>> Begin The records

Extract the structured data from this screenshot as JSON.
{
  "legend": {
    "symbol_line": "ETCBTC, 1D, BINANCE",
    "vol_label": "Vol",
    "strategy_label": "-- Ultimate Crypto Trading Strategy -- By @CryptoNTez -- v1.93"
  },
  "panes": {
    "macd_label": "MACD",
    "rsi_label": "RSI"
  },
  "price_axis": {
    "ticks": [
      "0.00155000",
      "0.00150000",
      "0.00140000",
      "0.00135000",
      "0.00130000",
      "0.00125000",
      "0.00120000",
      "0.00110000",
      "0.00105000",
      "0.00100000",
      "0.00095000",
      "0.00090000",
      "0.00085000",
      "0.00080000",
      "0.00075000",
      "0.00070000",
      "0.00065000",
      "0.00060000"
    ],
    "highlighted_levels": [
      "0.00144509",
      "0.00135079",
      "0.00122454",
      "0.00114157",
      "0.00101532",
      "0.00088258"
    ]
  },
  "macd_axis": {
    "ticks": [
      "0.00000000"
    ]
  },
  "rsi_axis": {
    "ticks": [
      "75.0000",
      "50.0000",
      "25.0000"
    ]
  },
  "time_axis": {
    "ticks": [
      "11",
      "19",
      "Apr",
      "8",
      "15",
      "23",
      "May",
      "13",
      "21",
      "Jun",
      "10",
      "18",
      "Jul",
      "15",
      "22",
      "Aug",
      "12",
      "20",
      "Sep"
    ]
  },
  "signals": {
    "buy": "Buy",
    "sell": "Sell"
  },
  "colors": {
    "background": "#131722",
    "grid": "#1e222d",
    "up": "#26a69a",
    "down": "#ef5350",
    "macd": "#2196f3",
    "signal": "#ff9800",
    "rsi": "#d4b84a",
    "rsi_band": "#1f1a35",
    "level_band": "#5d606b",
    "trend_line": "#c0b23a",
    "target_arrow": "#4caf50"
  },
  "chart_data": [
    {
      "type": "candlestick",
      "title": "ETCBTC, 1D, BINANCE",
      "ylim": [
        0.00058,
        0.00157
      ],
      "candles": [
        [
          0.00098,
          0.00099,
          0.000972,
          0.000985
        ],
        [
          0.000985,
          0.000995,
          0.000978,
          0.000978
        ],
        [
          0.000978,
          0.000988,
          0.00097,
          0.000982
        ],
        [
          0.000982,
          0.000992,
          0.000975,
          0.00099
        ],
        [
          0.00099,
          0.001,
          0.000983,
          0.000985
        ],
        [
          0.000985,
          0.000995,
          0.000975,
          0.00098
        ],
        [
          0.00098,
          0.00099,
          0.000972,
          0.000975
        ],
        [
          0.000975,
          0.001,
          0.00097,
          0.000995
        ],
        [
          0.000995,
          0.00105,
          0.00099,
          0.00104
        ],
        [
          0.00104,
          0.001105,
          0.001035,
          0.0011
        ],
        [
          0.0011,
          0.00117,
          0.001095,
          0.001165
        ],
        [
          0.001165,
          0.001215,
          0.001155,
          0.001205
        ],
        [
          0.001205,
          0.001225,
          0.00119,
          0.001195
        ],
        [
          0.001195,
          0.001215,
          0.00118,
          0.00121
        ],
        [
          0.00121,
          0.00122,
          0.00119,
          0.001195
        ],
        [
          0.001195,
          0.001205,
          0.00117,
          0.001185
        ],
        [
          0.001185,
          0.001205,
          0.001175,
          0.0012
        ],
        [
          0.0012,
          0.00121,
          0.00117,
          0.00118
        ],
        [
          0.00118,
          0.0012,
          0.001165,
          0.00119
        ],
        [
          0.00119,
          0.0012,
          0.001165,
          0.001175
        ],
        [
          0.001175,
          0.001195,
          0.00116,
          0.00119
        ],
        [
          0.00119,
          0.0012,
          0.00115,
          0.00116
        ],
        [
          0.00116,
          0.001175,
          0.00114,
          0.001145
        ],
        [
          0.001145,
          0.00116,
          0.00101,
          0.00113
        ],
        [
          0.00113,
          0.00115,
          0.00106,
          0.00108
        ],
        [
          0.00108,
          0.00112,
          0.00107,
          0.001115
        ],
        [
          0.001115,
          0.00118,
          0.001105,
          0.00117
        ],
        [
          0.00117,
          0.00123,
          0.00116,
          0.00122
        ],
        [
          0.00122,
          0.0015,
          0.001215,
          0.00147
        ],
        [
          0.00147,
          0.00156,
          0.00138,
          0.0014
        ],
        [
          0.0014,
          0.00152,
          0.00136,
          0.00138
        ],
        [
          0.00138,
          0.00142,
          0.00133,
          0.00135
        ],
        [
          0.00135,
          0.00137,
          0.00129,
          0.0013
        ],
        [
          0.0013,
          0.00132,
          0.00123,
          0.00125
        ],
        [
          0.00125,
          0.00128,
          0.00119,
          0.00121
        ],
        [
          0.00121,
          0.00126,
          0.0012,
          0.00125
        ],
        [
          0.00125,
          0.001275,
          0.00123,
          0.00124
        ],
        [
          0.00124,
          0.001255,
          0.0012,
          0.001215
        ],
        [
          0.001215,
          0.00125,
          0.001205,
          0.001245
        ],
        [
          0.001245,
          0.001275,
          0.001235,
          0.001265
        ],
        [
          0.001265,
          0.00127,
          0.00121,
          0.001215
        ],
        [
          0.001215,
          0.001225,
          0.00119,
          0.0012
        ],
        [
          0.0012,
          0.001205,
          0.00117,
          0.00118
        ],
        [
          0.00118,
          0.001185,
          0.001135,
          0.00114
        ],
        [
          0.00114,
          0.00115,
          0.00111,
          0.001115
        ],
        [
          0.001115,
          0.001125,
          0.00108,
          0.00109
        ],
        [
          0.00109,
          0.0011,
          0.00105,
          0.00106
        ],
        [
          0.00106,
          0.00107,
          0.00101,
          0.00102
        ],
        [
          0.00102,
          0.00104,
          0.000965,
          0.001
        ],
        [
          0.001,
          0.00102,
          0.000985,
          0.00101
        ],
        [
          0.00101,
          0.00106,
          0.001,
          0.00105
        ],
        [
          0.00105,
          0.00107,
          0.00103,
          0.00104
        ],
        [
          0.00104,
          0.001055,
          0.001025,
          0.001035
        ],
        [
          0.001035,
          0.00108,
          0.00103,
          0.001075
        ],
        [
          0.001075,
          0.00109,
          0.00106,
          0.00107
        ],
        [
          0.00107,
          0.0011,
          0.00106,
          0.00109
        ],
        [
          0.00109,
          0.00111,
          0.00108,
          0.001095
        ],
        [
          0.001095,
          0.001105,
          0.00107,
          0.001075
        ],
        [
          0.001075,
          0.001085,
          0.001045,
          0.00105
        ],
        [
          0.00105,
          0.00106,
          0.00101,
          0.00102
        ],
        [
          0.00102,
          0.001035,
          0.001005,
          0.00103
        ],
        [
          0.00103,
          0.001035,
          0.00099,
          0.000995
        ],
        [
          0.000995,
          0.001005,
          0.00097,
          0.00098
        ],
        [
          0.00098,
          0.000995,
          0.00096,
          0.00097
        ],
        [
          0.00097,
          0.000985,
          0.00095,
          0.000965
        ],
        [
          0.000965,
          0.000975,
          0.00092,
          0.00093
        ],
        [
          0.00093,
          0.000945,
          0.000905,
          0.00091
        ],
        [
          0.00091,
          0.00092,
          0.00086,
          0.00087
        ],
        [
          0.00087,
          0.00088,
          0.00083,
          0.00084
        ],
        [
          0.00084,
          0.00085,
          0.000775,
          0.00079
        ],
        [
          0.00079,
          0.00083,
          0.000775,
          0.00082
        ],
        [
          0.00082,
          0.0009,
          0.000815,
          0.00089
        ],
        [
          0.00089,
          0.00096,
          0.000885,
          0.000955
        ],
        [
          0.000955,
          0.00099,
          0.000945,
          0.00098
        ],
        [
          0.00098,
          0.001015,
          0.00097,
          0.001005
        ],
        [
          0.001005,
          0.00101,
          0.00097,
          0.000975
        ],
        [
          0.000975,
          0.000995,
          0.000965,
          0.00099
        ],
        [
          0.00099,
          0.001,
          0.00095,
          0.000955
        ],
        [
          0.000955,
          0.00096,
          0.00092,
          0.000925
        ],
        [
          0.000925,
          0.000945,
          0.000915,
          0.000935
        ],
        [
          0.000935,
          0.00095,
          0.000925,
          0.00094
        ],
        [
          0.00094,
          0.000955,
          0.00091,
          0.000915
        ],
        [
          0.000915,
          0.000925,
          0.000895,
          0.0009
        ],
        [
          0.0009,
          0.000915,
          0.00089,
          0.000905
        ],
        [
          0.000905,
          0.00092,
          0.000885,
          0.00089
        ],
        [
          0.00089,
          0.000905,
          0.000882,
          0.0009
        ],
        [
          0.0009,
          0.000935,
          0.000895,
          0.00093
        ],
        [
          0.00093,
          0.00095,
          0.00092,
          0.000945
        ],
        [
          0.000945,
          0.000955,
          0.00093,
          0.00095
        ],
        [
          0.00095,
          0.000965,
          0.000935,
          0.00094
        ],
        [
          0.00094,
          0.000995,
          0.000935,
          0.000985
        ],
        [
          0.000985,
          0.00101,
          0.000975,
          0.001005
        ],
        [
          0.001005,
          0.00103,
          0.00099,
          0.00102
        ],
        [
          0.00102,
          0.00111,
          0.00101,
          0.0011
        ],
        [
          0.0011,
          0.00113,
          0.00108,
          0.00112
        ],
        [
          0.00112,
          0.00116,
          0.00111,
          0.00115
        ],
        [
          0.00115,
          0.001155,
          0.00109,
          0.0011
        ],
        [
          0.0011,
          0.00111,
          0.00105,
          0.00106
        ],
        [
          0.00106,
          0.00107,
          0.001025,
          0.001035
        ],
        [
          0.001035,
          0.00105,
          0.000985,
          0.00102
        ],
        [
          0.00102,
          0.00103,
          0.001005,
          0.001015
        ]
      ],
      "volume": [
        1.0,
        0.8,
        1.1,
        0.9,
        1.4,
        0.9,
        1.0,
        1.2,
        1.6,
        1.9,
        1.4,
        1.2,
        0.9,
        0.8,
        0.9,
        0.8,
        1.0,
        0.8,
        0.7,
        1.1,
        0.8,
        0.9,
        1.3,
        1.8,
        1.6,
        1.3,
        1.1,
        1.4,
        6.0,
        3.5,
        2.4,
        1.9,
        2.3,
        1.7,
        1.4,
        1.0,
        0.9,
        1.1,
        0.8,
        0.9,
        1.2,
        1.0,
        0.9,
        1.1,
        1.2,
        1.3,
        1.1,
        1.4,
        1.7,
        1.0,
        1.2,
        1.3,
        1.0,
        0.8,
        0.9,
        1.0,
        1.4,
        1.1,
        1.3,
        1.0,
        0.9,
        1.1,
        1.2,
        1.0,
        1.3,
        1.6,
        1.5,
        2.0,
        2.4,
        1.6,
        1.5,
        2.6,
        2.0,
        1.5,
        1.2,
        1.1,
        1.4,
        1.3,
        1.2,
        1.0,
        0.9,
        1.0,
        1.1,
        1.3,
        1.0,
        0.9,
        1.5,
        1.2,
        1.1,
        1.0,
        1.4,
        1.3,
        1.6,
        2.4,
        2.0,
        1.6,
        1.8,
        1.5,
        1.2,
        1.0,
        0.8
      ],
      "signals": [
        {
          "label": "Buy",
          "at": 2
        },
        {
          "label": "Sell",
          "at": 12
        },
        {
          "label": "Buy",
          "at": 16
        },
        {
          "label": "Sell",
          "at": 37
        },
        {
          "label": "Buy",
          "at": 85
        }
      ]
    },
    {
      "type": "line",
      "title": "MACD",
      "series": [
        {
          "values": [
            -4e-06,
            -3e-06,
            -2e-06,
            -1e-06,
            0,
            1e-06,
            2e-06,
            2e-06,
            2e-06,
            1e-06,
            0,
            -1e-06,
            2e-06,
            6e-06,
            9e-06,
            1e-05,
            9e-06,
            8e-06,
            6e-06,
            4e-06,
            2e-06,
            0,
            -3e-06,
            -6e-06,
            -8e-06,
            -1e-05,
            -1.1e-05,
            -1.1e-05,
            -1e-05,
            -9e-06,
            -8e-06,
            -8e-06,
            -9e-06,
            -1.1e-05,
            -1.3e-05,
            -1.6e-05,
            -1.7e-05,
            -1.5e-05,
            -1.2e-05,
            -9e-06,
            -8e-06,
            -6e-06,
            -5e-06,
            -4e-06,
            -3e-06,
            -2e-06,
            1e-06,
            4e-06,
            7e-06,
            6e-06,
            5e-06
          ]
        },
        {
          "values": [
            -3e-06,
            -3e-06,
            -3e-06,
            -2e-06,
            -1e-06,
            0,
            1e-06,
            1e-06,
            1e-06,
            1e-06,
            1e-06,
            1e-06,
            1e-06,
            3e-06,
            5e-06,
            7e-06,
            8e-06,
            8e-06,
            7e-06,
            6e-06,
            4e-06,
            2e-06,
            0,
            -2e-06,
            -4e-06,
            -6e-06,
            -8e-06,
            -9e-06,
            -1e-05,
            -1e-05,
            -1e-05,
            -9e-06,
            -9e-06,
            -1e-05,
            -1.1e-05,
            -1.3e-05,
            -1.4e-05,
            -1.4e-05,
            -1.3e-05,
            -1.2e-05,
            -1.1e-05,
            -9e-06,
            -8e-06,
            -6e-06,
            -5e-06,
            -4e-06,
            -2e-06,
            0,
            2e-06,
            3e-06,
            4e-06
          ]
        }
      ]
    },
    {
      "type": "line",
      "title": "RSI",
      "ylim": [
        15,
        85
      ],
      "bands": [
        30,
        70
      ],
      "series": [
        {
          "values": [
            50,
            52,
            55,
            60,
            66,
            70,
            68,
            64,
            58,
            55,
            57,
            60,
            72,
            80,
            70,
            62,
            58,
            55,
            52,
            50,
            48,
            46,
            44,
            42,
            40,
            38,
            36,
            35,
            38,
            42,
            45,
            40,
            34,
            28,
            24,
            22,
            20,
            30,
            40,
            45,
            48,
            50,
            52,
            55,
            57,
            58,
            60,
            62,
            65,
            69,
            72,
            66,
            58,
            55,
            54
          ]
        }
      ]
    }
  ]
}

>> End The records

Within the entries above, work out how many lines contain the word "title". The number alone is the answer.

- [Correct output]: 3